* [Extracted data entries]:
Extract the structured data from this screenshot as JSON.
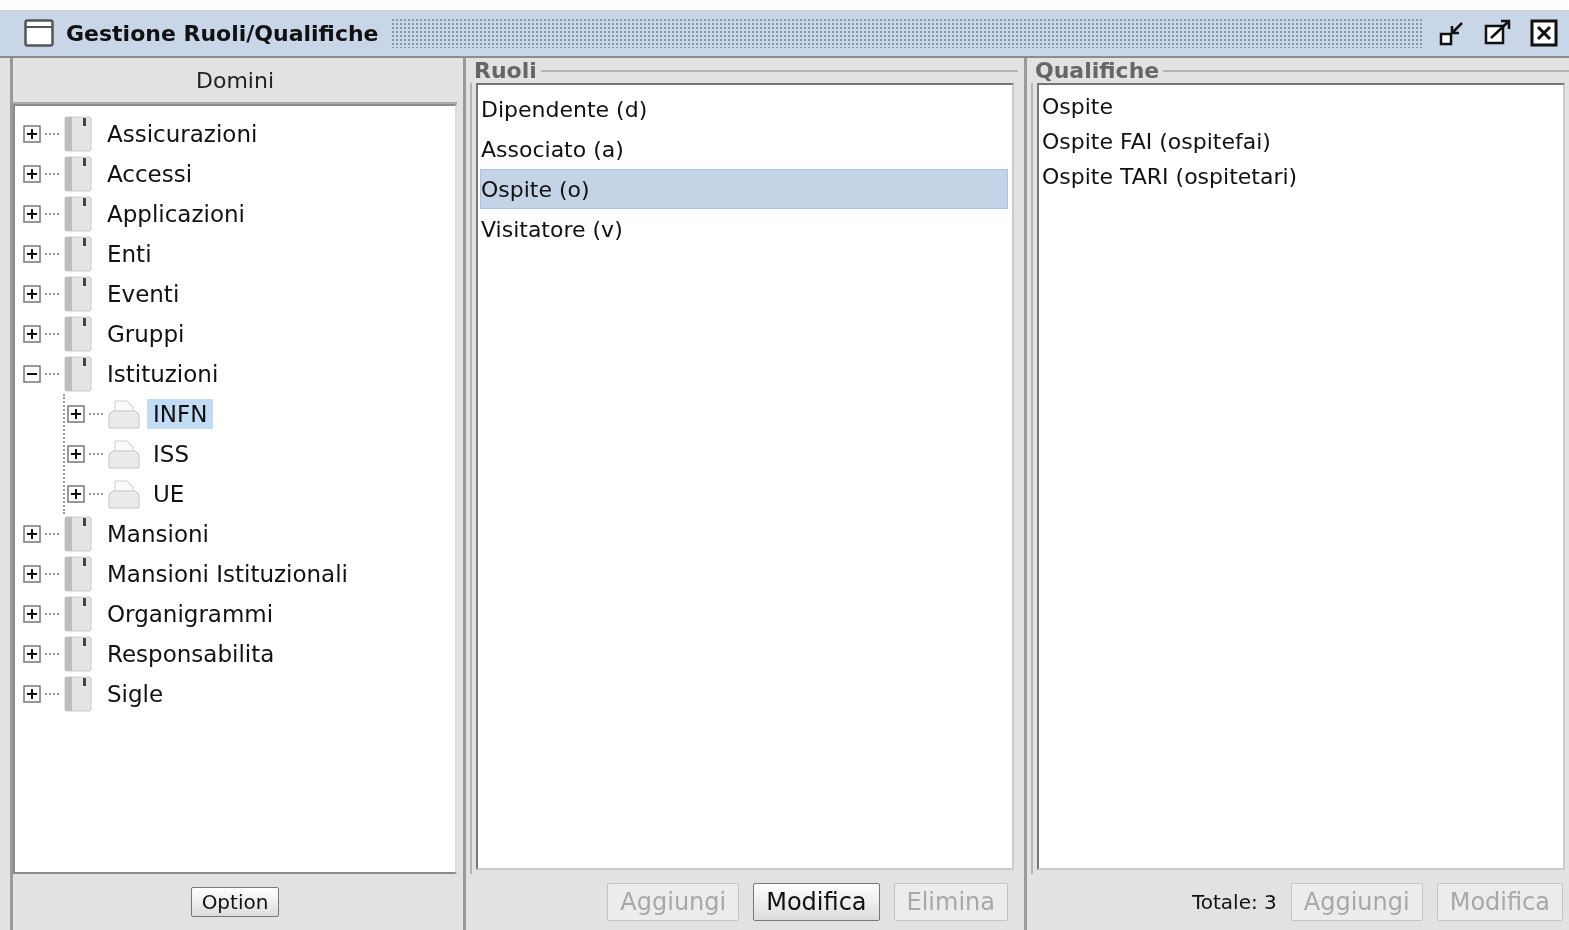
{
  "window": {
    "title": "Gestione Ruoli/Qualifiche"
  },
  "domains": {
    "header": "Domini",
    "tree": [
      {
        "label": "Assicurazioni",
        "expanded": false,
        "selected": false
      },
      {
        "label": "Accessi",
        "expanded": false,
        "selected": false
      },
      {
        "label": "Applicazioni",
        "expanded": false,
        "selected": false
      },
      {
        "label": "Enti",
        "expanded": false,
        "selected": false
      },
      {
        "label": "Eventi",
        "expanded": false,
        "selected": false
      },
      {
        "label": "Gruppi",
        "expanded": false,
        "selected": false
      },
      {
        "label": "Istituzioni",
        "expanded": true,
        "selected": false,
        "children": [
          {
            "label": "INFN",
            "expanded": false,
            "selected": true
          },
          {
            "label": "ISS",
            "expanded": false,
            "selected": false
          },
          {
            "label": "UE",
            "expanded": false,
            "selected": false
          }
        ]
      },
      {
        "label": "Mansioni",
        "expanded": false,
        "selected": false
      },
      {
        "label": "Mansioni Istituzionali",
        "expanded": false,
        "selected": false
      },
      {
        "label": "Organigrammi",
        "expanded": false,
        "selected": false
      },
      {
        "label": "Responsabilita",
        "expanded": false,
        "selected": false
      },
      {
        "label": "Sigle",
        "expanded": false,
        "selected": false
      }
    ],
    "buttons": [
      {
        "label": "Option",
        "disabled": false
      }
    ]
  },
  "roles": {
    "title": "Ruoli",
    "items": [
      {
        "label": "Dipendente (d)",
        "selected": false
      },
      {
        "label": "Associato (a)",
        "selected": false
      },
      {
        "label": "Ospite (o)",
        "selected": true
      },
      {
        "label": "Visitatore (v)",
        "selected": false
      }
    ],
    "buttons": [
      {
        "label": "Aggiungi",
        "disabled": true
      },
      {
        "label": "Modifica",
        "disabled": false
      },
      {
        "label": "Elimina",
        "disabled": true
      }
    ]
  },
  "qualifications": {
    "title": "Qualifiche",
    "items": [
      {
        "label": "Ospite",
        "selected": false
      },
      {
        "label": "Ospite FAI (ospitefai)",
        "selected": false
      },
      {
        "label": "Ospite TARI (ospitetari)",
        "selected": false
      }
    ],
    "total": "Totale: 3",
    "buttons": [
      {
        "label": "Aggiungi",
        "disabled": true
      },
      {
        "label": "Modifica",
        "disabled": true
      }
    ]
  }
}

* [SHORT PROBLEM]:
Pick out each line in the material containing "Ospite".

* [THE RESULT]:
        "label": "Ospite (o)",
        "label": "Ospite",
        "label": "Ospite FAI (ospitefai)",
        "label": "Ospite TARI (ospitetari)",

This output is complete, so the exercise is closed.